Dataset entries on figures

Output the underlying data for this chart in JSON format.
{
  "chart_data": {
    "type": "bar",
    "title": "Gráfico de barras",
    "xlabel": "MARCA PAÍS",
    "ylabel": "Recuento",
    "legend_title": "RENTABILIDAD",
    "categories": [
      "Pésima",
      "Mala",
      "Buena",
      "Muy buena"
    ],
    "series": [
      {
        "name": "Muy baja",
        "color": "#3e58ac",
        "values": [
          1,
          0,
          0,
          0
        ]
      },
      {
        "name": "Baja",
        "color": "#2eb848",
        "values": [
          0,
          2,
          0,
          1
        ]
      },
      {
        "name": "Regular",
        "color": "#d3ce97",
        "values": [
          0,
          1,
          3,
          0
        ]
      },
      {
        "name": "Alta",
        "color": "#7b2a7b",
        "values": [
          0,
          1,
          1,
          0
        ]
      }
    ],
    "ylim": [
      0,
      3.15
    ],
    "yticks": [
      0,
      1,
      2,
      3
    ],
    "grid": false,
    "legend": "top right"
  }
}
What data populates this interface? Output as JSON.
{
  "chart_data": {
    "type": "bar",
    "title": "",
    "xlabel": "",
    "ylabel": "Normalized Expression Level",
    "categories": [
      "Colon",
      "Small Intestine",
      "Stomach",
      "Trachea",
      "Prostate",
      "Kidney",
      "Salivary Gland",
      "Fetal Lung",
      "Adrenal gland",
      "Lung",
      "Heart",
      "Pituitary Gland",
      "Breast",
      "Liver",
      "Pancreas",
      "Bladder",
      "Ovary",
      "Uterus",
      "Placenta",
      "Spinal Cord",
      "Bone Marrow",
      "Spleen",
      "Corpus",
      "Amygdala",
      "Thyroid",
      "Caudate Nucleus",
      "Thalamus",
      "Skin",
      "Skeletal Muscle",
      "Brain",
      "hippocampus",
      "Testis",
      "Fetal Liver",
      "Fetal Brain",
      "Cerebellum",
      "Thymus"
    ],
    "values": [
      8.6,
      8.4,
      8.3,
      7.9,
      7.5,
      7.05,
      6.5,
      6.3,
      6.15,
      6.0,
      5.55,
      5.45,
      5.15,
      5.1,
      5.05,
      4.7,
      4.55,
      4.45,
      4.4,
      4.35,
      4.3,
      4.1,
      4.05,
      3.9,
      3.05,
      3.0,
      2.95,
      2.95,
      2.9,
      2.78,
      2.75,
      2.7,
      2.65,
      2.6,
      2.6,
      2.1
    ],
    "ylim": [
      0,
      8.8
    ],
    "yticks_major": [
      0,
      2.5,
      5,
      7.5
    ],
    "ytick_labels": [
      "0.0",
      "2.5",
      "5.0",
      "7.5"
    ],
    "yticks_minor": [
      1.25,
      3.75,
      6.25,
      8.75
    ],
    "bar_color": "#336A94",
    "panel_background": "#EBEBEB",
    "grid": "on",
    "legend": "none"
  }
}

• Directions for this task
How many lines of these entries contain the string "ylabel"? Reply with the number alone.

• Full solution
2